■ **Prompt**
Every line that includes the word "Content" is to be listed.
======
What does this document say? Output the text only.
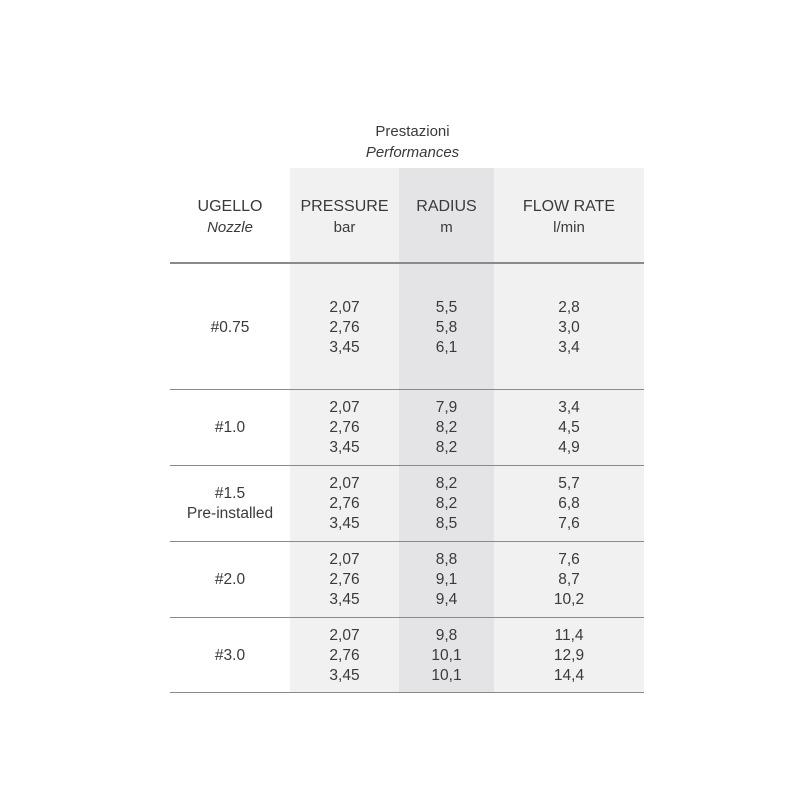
Prestazioni
Performances
UGELLO
Nozzle
PRESSURE
bar
RADIUS
m
FLOW RATE
l/min
#0.75
2,07
2,76
3,45
5,5
5,8
6,1
2,8
3,0
3,4
#1.0
2,07
2,76
3,45
7,9
8,2
8,2
3,4
4,5
4,9
#1.5
Pre-installed
2,07
2,76
3,45
8,2
8,2
8,5
5,7
6,8
7,6
#2.0
2,07
2,76
3,45
8,8
9,1
9,4
7,6
8,7
10,2
#3.0
2,07
2,76
3,45
9,8
10,1
10,1
11,4
12,9
14,4
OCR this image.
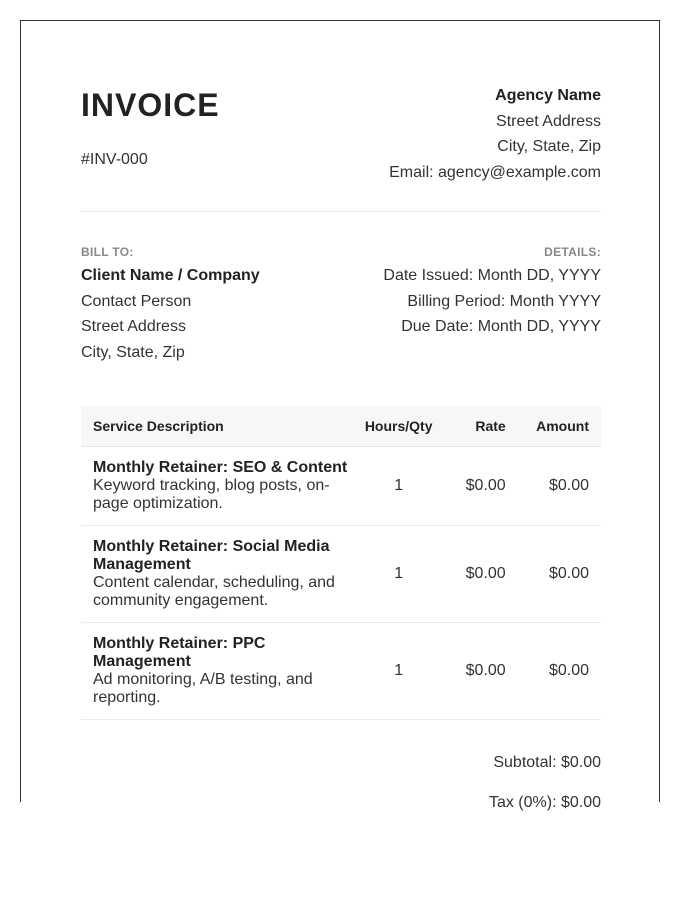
INVOICE
#INV-000
Agency Name
Street Address
City, State, Zip
Email: agency@example.com
BILL TO:
Client Name / Company
Contact Person
Street Address
City, State, Zip
DETAILS:
Date Issued: Month DD, YYYY
Billing Period: Month YYYY
Due Date: Month DD, YYYY
Service Description	Hours/Qty	Rate	Amount

Monthly Retainer: SEO & Content
Keyword tracking, blog posts, on-page optimization.	1	$0.00	$0.00

Monthly Retainer: Social Media Management
Content calendar, scheduling, and community engagement.	1	$0.00	$0.00

Monthly Retainer: PPC Management
Ad monitoring, A/B testing, and reporting.	1	$0.00	$0.00
Subtotal: $0.00
Tax (0%): $0.00
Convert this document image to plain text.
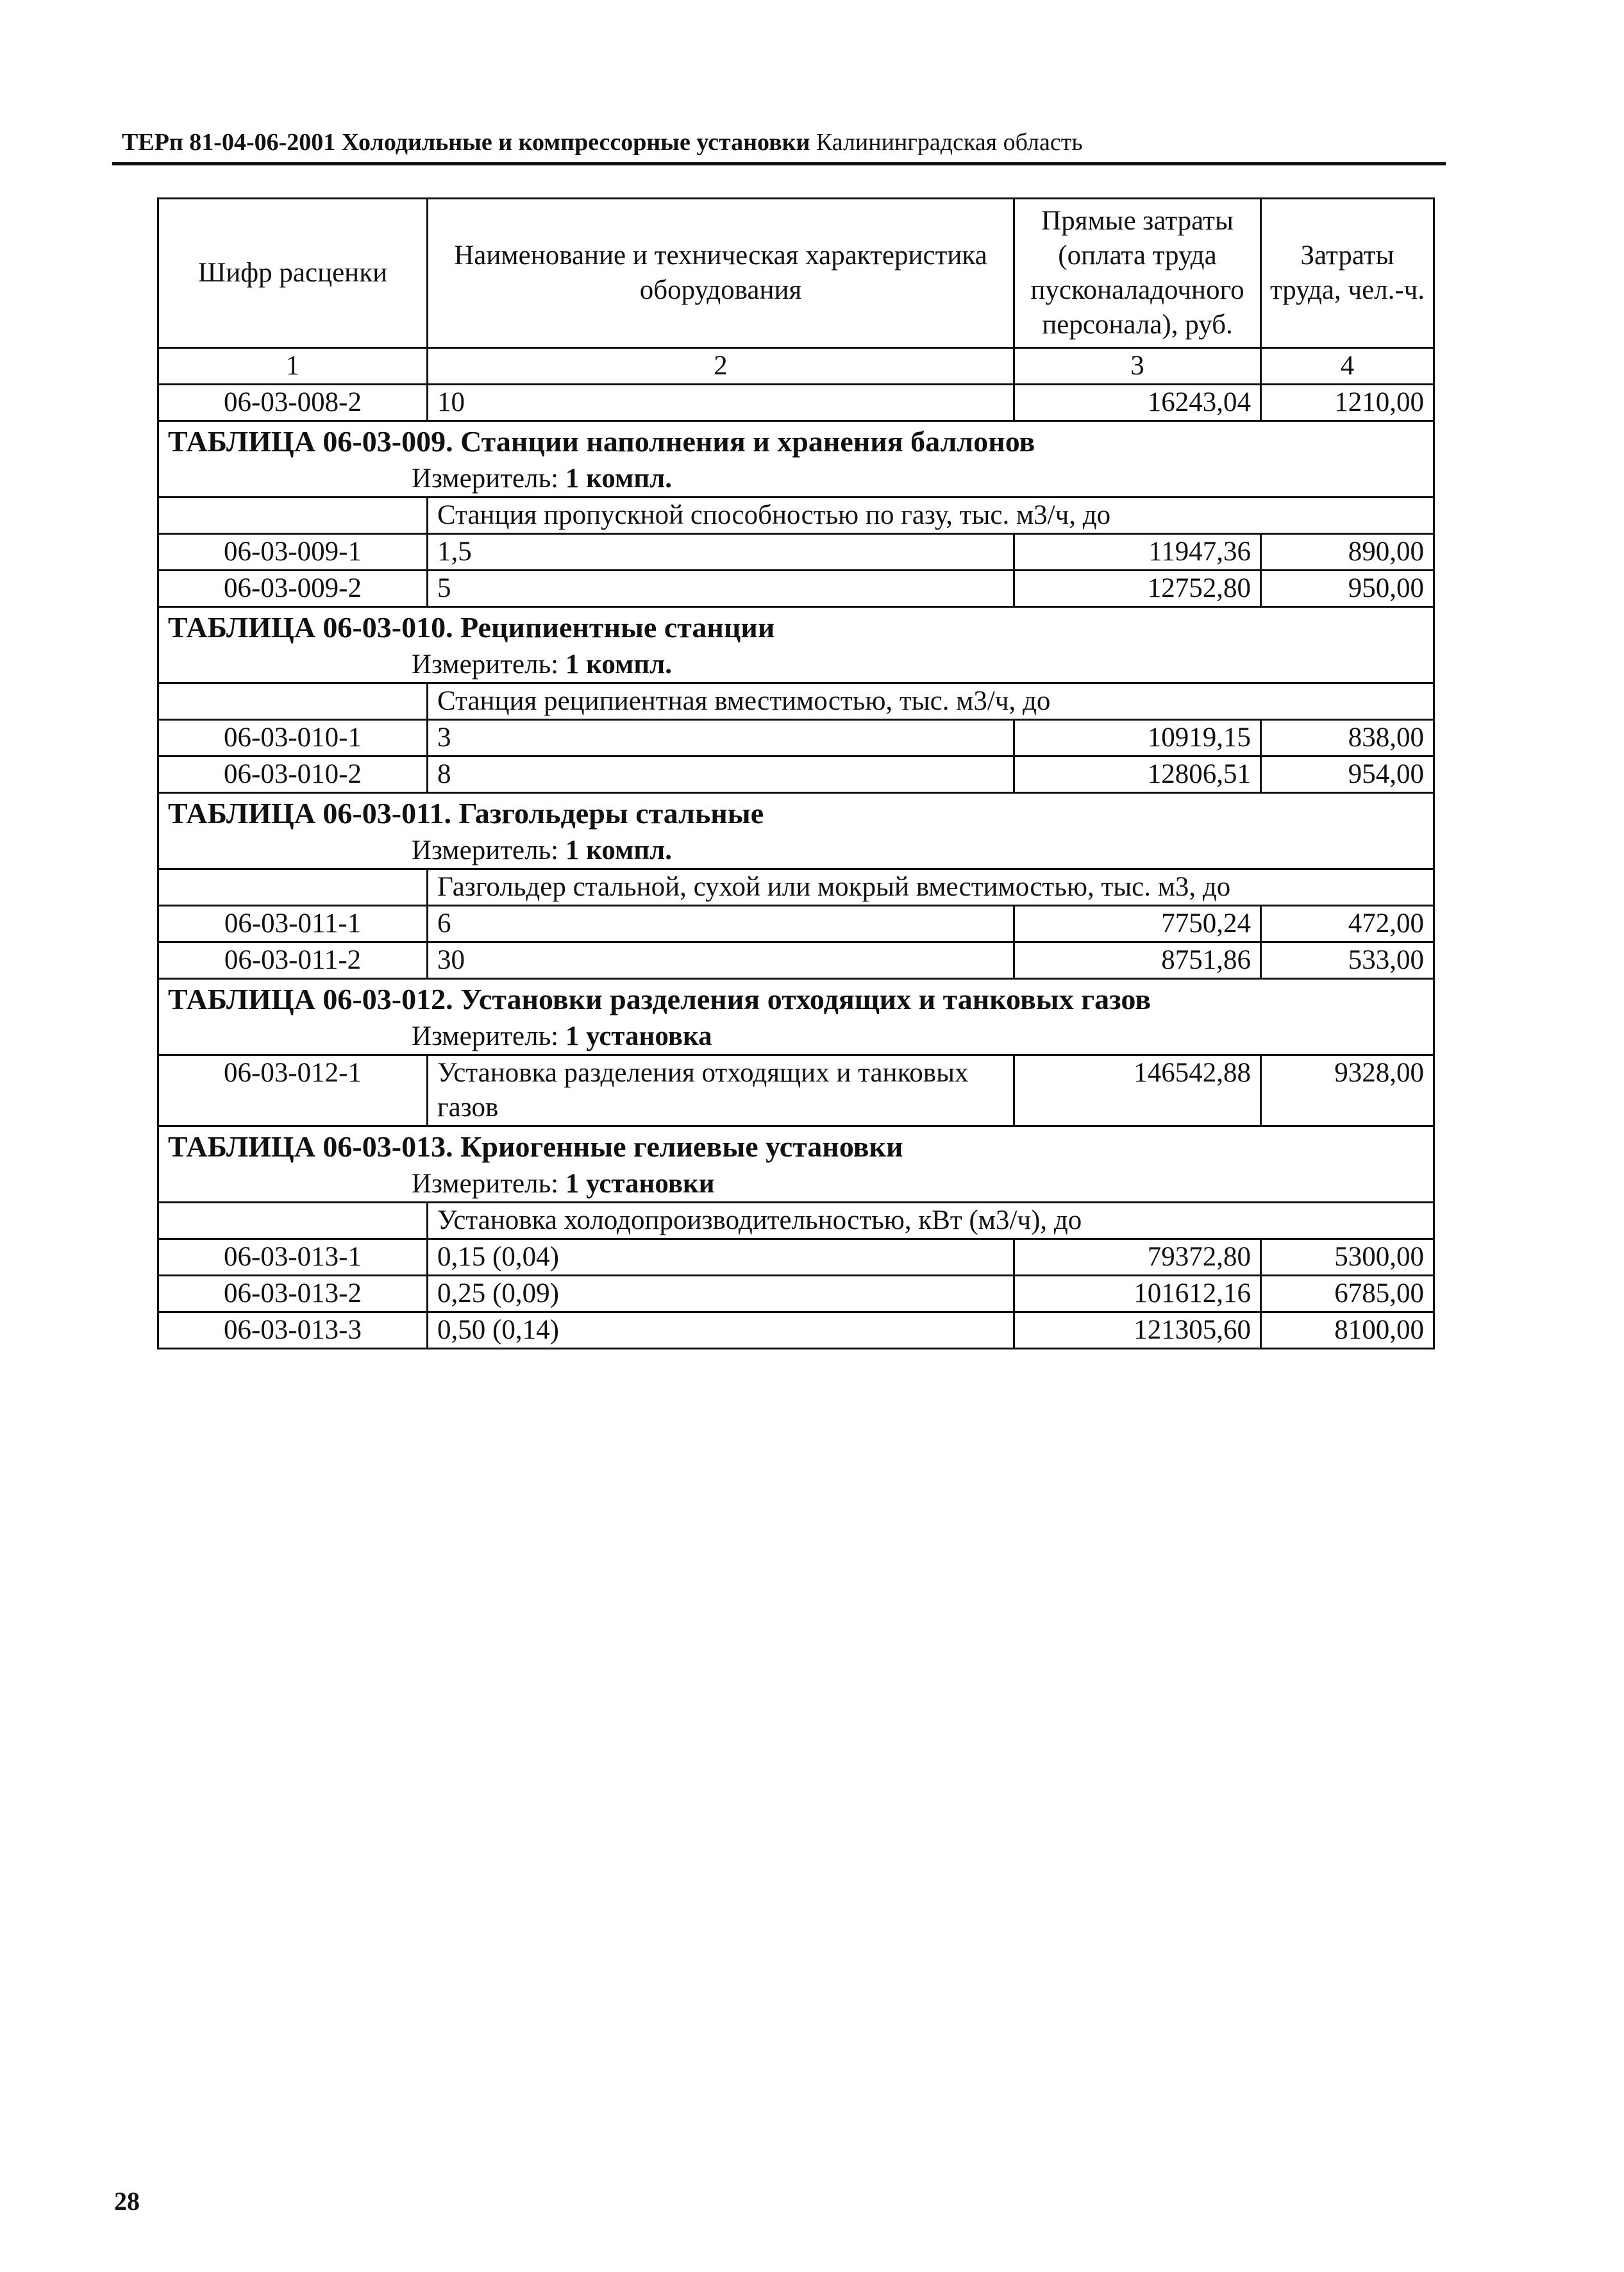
ТЕРп 81-04-06-2001 Холодильные и компрессорные установки Калининградская область
Шифр расценки	Наименование и техническая характеристика оборудования	Прямые затраты (оплата труда пусконаладочного персонала), руб.	Затраты труда, чел.-ч.
1	2	3	4
06-03-008-2	10	16243,04	1210,00

ТАБЛИЦА 06-03-009. Станции наполнения и хранения баллонов
Измеритель: 1 компл.			

	Станция пропускной способностью по газу, тыс. м3/ч, до		
06-03-009-1	1,5	11947,36	890,00
06-03-009-2	5	12752,80	950,00

ТАБЛИЦА 06-03-010. Реципиентные станции
Измеритель: 1 компл.			

	Станция реципиентная вместимостью, тыс. м3/ч, до		
06-03-010-1	3	10919,15	838,00
06-03-010-2	8	12806,51	954,00

ТАБЛИЦА 06-03-011. Газгольдеры стальные
Измеритель: 1 компл.			

	Газгольдер стальной, сухой или мокрый вместимостью, тыс. м3, до		
06-03-011-1	6	7750,24	472,00
06-03-011-2	30	8751,86	533,00

ТАБЛИЦА 06-03-012. Установки разделения отходящих и танковых газов
Измеритель: 1 установка			

06-03-012-1	Установка разделения отходящих и танковых газов	146542,88	9328,00

ТАБЛИЦА 06-03-013. Криогенные гелиевые установки
Измеритель: 1 установки			

	Установка холодопроизводительностью, кВт (м3/ч), до		
06-03-013-1	0,15 (0,04)	79372,80	5300,00
06-03-013-2	0,25 (0,09)	101612,16	6785,00
06-03-013-3	0,50 (0,14)	121305,60	8100,00
28
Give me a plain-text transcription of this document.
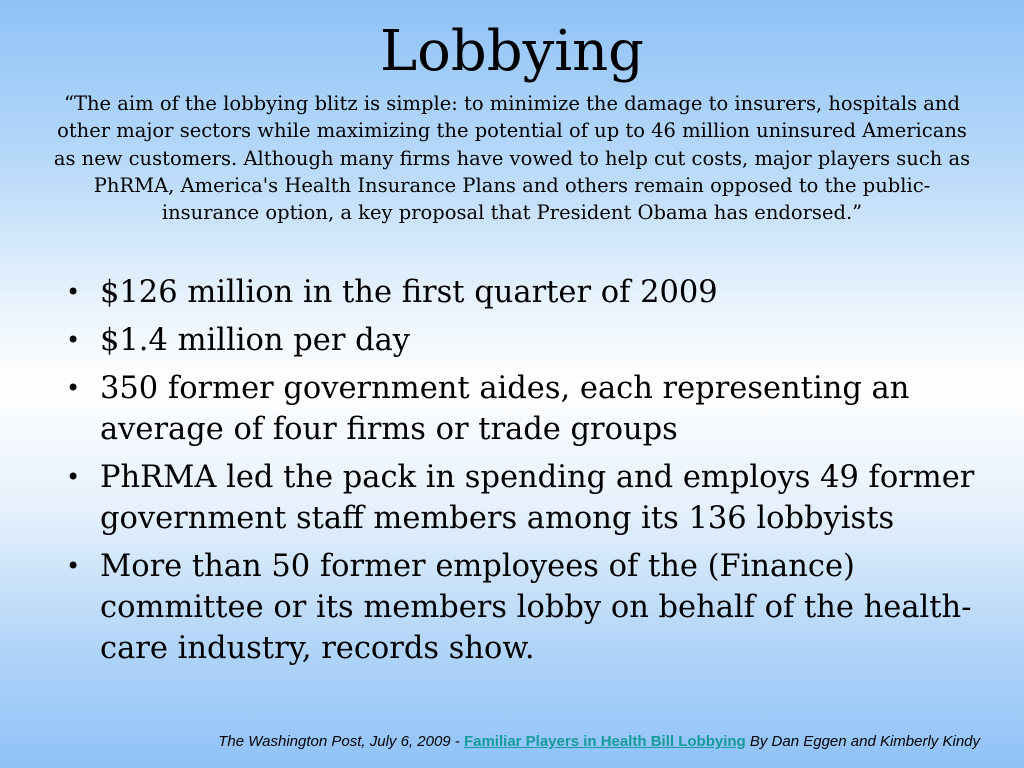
Lobbying

“The aim of the lobbying blitz is simple: to minimize the damage to insurers, hospitals and other major sectors while maximizing the potential of up to 46 million uninsured Americans as new customers. Although many firms have vowed to help cut costs, major players such as PhRMA, America's Health Insurance Plans and others remain opposed to the public-insurance option, a key proposal that President Obama has endorsed.”

• $126 million in the first quarter of 2009
• $1.4 million per day
• 350 former government aides, each representing an average of four firms or trade groups
• PhRMA led the pack in spending and employs 49 former government staff members among its 136 lobbyists
• More than 50 former employees of the (Finance) committee or its members lobby on behalf of the health-care industry, records show.
The Washington Post, July 6, 2009 - Familiar Players in Health Bill Lobbying By Dan Eggen and Kimberly Kindy
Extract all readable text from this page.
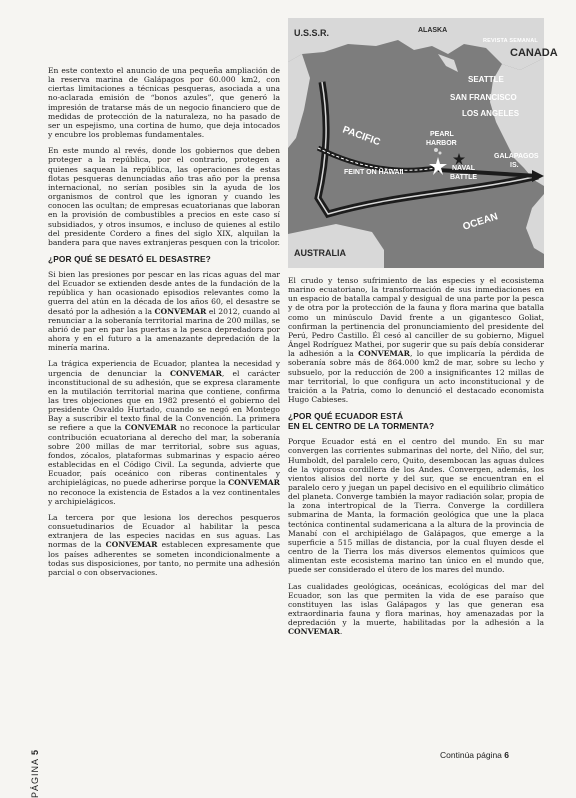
U.S.S.R.	ALASKA
CANADA
SEATTLE
SAN FRANCISCO
LOS ANGELES
PACIFIC
FEINT ON HAWAII
PEARL
HARBOR
NAVAL
BATTLE
GALAPAGOS
IS.
OCEAN
AUSTRALIA
REVISTA SEMANAL

En este contexto el anuncio de una pequeña ampliación de la reserva marina de Galápagos por 60.000 km2, con ciertas limitaciones a técnicas pesqueras, asociada a una no-aclarada emisión de “bonos azules”, que generó la impresión de tratarse más de un negocio financiero que de medidas de protección de la naturaleza, no ha pasado de ser un espejismo, una cortina de humo, que deja intocados y encubre los problemas fundamentales.

En este mundo al revés, donde los gobiernos que deben proteger a la república, por el contrario, protegen a quienes saquean la república, las operaciones de estas flotas pesqueras denunciadas año tras año por la prensa internacional, no serían posibles sin la ayuda de los organismos de control que les ignoran y cuando les conocen las ocultan; de empresas ecuatorianas que laboran en la provisión de combustibles a precios en este caso sí subsidiados, y otros insumos, e incluso de quienes al estilo del presidente Cordero a fines del siglo XIX, alquilan la bandera para que naves extranjeras pesquen con la tricolor.

¿POR QUÉ SE DESATÓ EL DESASTRE?

Si bien las presiones por pescar en las ricas aguas del mar del Ecuador se extienden desde antes de la fundación de la república y han ocasionado episodios relevantes como la guerra del atún en la década de los años 60, el desastre se desató por la adhesión a la CONVEMAR el 2012, cuando al renunciar a la soberanía territorial marina de 200 millas, se abrió de par en par las puertas a la pesca depredadora por ahora y en el futuro a la amenazante depredación de la minería marina.

La trágica experiencia de Ecuador, plantea la necesidad y urgencia de denunciar la CONVEMAR, el carácter inconstitucional de su adhesión, que se expresa claramente en la mutilación territorial marina que contiene, confirma las tres objeciones que en 1982 presentó el gobierno del presidente Osvaldo Hurtado, cuando se negó en Montego Bay a suscribir el texto final de la Convención. La primera se refiere a que la CONVEMAR no reconoce la particular contribución ecuatoriana al derecho del mar, la soberanía sobre 200 millas de mar territorial, sobre sus aguas, fondos, zócalos, plataformas submarinas y espacio aéreo establecidas en el Código Civil. La segunda, advierte que Ecuador, país oceánico con riberas continentales y archipielágicas, no puede adherirse porque la CONVEMAR no reconoce la existencia de Estados a la vez continentales y archipielágicos.

La tercera por que lesiona los derechos pesqueros consuetudinarios de Ecuador al habilitar la pesca extranjera de las especies nacidas en sus aguas. Las normas de la CONVEMAR establecen expresamente que los países adherentes se someten incondicionalmente a todas sus disposiciones, por tanto, no permite una adhesión parcial o con observaciones.

El crudo y tenso sufrimiento de las especies y el ecosistema marino ecuatoriano, la transformación de sus inmediaciones en un espacio de batalla campal y desigual de una parte por la pesca y de otra por la protección de la fauna y flora marina que batalla como un minúsculo David frente a un gigantesco Goliat, confirman la pertinencia del pronunciamiento del presidente del Perú, Pedro Castillo. Él cesó al canciller de su gobierno, Miguel Ángel Rodríguez Mathei, por sugerir que su país debía considerar la adhesión a la CONVEMAR, lo que implicaría la pérdida de soberanía sobre más de 864.000 km2 de mar, sobre su lecho y subsuelo, por la reducción de 200 a insignificantes 12 millas de mar territorial, lo que configura un acto inconstitucional y de traición a la Patria, como lo denunció el destacado economista Hugo Cabieses.

¿POR QUÉ ECUADOR ESTÁ
EN EL CENTRO DE LA TORMENTA?

Porque Ecuador está en el centro del mundo. En su mar convergen las corrientes submarinas del norte, del Niño, del sur, Humboldt, del paralelo cero, Quito, desembocan las aguas dulces de la vigorosa cordillera de los Andes. Convergen, además, los vientos alisios del norte y del sur, que se encuentran en el paralelo cero y juegan un papel decisivo en el equilibrio climático del planeta. Converge también la mayor radiación solar, propia de la zona intertropical de la Tierra. Converge la cordillera submarina de Manta, la formación geológica que une la placa tectónica continental sudamericana a la altura de la provincia de Manabí con el archipiélago de Galápagos, que emerge a la superficie a 515 millas de distancia, por la cual fluyen desde el centro de la Tierra los más diversos elementos químicos que alimentan este ecosistema marino tan único en el mundo que, puede ser considerado el útero de los mares del mundo.

Las cualidades geológicas, oceánicas, ecológicas del mar del Ecuador, son las que permiten la vida de ese paraíso que constituyen las islas Galápagos y las que generan esa extraordinaria fauna y flora marinas, hoy amenazadas por la depredación y la muerte, habilitadas por la adhesión a la CONVEMAR.

Continúa página 6
PÁGINA 5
======
■ **Full answer**
Monthly Retainer: SEO & Content
Content calendar, scheduling, and community engagement.	1	$0.00	$0.00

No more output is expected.